### Exercise task
Leave out every picture, then transcribe the rest of the listing exactly.

### Given data
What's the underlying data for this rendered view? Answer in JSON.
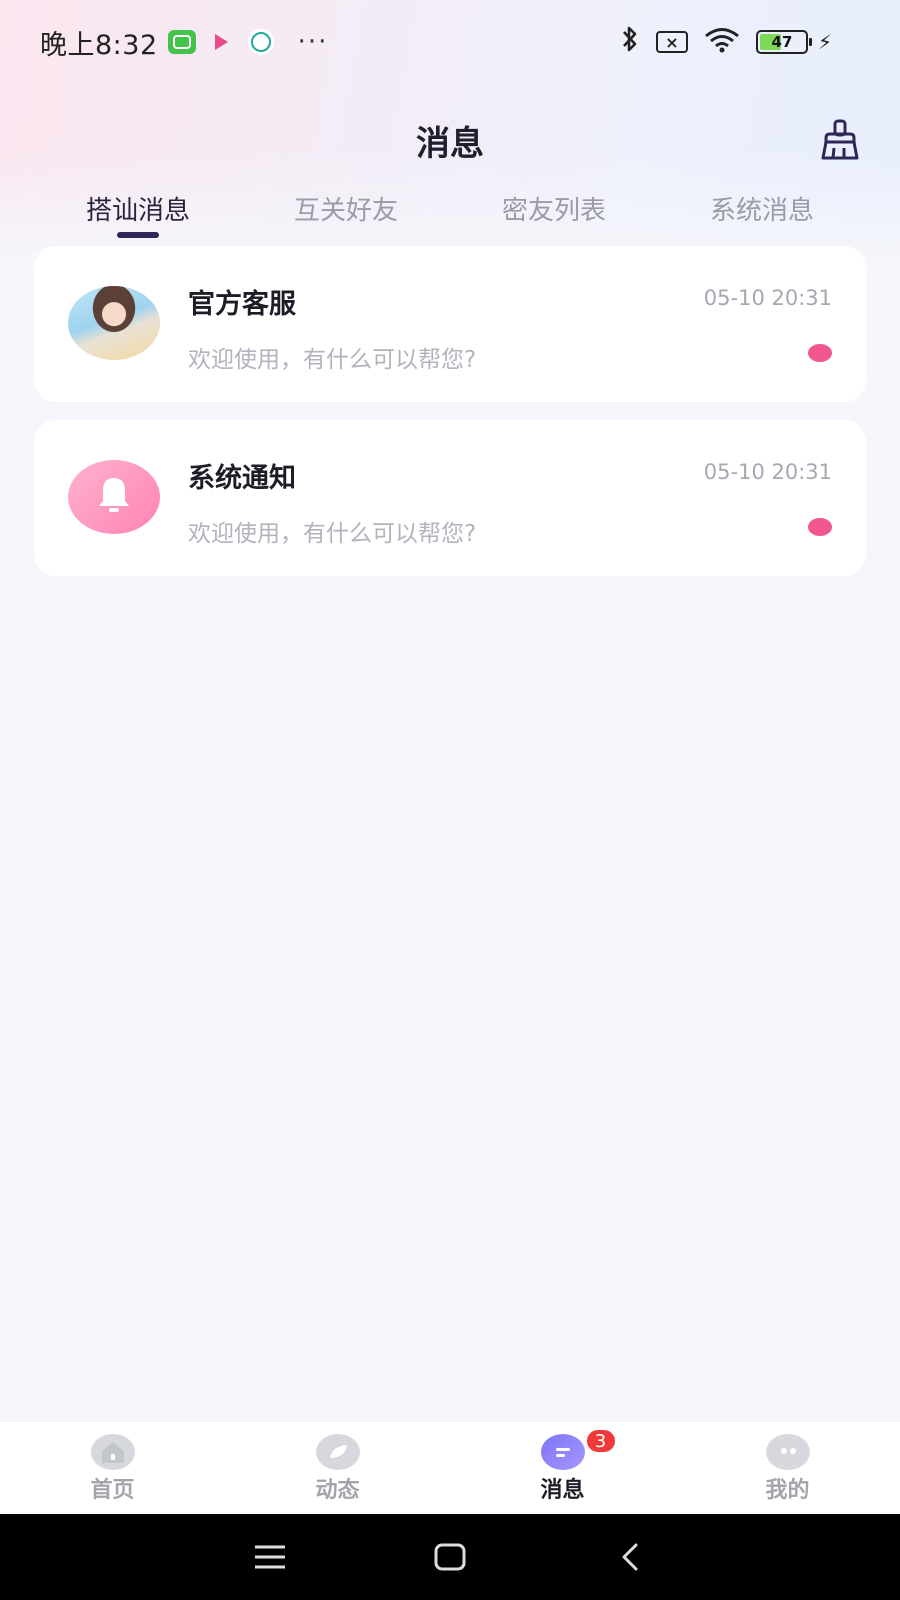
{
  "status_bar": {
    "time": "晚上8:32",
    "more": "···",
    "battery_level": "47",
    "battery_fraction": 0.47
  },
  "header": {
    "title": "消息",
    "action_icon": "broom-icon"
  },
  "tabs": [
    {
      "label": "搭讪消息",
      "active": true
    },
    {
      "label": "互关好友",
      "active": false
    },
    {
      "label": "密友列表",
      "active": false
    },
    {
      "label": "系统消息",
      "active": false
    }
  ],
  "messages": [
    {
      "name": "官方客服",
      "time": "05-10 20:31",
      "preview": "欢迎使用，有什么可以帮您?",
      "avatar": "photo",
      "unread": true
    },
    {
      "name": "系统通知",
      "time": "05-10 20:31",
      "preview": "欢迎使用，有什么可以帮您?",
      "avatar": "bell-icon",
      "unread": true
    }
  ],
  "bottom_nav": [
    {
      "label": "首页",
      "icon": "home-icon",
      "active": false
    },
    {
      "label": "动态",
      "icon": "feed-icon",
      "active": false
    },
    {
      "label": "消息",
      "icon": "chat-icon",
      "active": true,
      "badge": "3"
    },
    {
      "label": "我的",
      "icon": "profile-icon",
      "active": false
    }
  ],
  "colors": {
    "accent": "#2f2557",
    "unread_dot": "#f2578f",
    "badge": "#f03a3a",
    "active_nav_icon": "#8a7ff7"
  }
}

### Expected output
What's the underlying data for this rendered view? Answer in JSON.
{
  "status_bar": {
    "time": "晚上8:32",
    "more": "···",
    "battery_level": "47",
    "battery_fraction": 0.47
  },
  "header": {
    "title": "消息",
    "action_icon": "broom-icon"
  },
  "tabs": [
    {
      "label": "搭讪消息",
      "active": true
    },
    {
      "label": "互关好友",
      "active": false
    },
    {
      "label": "密友列表",
      "active": false
    },
    {
      "label": "系统消息",
      "active": false
    }
  ],
  "messages": [
    {
      "name": "官方客服",
      "time": "05-10 20:31",
      "preview": "欢迎使用，有什么可以帮您?",
      "avatar": "photo",
      "unread": true
    },
    {
      "name": "系统通知",
      "time": "05-10 20:31",
      "preview": "欢迎使用，有什么可以帮您?",
      "avatar": "bell-icon",
      "unread": true
    }
  ],
  "bottom_nav": [
    {
      "label": "首页",
      "icon": "home-icon",
      "active": false
    },
    {
      "label": "动态",
      "icon": "feed-icon",
      "active": false
    },
    {
      "label": "消息",
      "icon": "chat-icon",
      "active": true,
      "badge": "3"
    },
    {
      "label": "我的",
      "icon": "profile-icon",
      "active": false
    }
  ],
  "colors": {
    "accent": "#2f2557",
    "unread_dot": "#f2578f",
    "badge": "#f03a3a",
    "active_nav_icon": "#8a7ff7"
  }
}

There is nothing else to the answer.